Report every line in the listing that contains the string "this".

##############################

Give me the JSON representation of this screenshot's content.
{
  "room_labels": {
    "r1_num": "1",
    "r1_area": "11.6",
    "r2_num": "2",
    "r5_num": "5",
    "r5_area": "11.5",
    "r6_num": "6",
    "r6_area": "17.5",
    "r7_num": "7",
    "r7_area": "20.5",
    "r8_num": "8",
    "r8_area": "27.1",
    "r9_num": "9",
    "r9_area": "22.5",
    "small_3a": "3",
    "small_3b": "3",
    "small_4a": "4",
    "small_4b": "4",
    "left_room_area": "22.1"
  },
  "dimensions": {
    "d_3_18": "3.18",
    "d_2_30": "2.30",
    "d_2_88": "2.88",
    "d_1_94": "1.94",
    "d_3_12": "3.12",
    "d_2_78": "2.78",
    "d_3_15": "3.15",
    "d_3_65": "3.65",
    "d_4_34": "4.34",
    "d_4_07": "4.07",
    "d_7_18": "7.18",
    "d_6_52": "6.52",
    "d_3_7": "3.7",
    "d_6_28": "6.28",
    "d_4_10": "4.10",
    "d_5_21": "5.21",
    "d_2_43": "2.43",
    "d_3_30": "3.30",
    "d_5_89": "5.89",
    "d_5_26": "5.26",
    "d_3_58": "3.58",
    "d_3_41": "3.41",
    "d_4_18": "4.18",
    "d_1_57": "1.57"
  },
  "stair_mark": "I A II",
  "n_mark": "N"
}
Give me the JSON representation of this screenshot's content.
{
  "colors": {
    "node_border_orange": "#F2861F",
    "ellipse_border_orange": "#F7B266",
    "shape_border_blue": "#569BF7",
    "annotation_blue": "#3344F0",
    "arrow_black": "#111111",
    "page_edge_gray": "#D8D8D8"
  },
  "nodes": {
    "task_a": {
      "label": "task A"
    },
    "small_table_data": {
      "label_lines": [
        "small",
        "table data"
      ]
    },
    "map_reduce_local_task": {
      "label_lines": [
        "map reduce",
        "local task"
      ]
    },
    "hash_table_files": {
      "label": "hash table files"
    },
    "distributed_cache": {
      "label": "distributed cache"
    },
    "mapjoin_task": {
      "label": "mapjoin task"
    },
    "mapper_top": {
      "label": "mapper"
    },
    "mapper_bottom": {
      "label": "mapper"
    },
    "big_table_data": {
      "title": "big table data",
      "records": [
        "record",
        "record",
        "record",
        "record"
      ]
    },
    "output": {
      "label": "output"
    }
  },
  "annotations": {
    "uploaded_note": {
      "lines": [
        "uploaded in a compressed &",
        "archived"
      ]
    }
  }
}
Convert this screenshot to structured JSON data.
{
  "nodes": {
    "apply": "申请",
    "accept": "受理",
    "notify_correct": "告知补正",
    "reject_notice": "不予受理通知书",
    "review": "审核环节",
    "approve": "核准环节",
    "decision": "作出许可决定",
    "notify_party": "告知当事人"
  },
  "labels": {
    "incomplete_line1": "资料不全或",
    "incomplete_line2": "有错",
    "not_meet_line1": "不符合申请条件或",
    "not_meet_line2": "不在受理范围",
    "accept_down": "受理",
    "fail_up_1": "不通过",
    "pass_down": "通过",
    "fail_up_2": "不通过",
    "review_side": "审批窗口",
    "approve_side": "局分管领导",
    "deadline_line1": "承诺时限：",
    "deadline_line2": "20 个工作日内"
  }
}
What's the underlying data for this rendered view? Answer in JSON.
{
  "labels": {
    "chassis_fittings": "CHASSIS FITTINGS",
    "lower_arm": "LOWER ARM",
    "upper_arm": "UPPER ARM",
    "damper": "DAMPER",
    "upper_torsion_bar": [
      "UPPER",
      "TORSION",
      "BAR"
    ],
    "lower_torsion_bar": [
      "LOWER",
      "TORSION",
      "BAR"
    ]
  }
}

##############################

### The completed task
Give me the JSON representation of this screenshot's content.
Give me the JSON representation of this screenshot's content.
Convert this screenshot to structured JSON data.
What's the underlying data for this rendered view? Answer in JSON.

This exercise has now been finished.